Aim of the exercise → Lines that contain the string "kind" are to be copied; leave out all others.

○ ○ ○ ○ ○

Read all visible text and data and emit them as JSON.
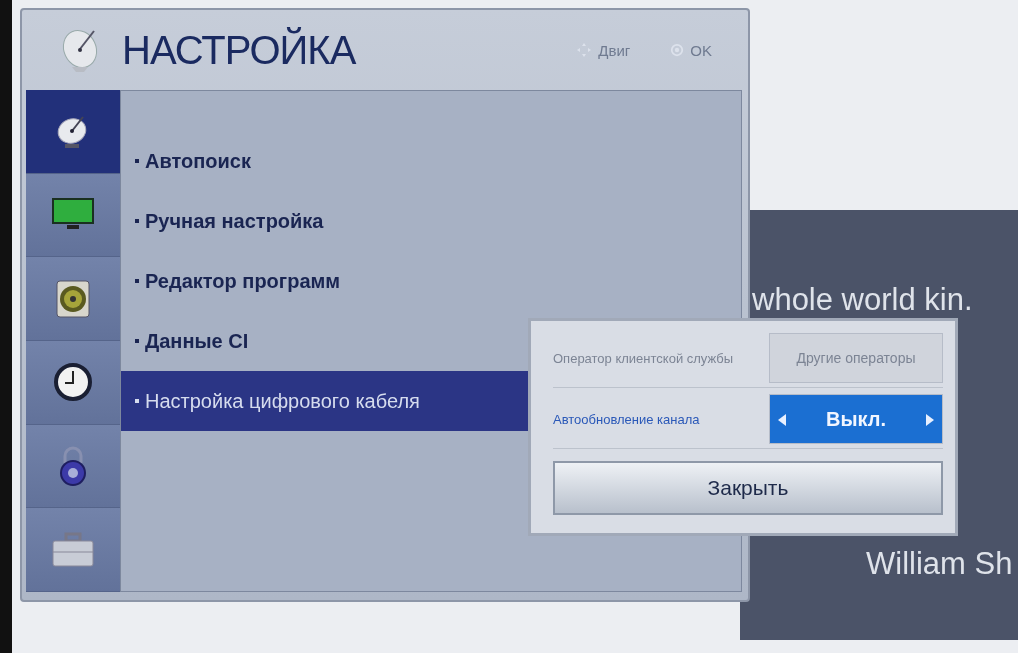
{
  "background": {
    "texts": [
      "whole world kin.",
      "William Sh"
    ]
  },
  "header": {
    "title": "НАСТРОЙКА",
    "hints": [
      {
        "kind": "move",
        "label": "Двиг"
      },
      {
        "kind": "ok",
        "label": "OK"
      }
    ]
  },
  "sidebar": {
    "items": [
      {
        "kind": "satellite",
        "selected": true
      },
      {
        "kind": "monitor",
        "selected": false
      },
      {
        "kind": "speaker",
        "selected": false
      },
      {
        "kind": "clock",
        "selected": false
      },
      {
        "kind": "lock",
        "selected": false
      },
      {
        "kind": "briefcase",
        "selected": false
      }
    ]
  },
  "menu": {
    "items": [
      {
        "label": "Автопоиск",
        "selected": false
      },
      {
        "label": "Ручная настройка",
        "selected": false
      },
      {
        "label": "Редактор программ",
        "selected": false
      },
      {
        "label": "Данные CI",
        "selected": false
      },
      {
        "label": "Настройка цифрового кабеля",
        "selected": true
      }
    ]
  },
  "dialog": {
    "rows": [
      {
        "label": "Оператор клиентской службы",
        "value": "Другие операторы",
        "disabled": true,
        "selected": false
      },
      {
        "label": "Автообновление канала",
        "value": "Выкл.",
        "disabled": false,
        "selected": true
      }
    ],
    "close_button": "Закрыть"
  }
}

○ ○ ○ ○ ○

Result of the exercise →
        "kind": "move",
        "kind": "ok",
        "kind": "satellite",
        "kind": "monitor",
        "kind": "speaker",
        "kind": "clock",
        "kind": "lock",
        "kind": "briefcase",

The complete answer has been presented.